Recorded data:
★ ★ ★ ★ ★
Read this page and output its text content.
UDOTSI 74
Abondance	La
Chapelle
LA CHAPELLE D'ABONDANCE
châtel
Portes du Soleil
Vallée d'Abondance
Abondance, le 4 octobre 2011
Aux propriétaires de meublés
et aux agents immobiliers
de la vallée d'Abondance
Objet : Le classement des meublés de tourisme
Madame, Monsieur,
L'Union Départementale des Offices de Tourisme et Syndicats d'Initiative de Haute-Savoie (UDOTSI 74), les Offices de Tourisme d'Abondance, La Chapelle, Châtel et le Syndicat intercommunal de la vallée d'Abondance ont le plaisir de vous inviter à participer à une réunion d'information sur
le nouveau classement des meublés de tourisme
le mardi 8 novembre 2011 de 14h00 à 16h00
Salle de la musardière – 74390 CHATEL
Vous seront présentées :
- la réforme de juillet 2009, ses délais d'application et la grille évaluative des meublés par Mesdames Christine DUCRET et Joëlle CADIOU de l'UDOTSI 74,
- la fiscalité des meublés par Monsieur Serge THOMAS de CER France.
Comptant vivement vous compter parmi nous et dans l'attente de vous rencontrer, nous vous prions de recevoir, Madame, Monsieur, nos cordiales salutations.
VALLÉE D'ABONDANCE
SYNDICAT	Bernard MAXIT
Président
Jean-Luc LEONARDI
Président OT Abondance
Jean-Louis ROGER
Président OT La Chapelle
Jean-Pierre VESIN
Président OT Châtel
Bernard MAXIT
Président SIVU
★ ★ ★ ★ ★
— YOUR OBJECTIVE —
Pick out and copy the lines of the entries that hold the string "Président".

— ANSWER TO THIS EXERCISE —
Président
Président OT Abondance
Président OT La Chapelle
Président OT Châtel
Président SIVU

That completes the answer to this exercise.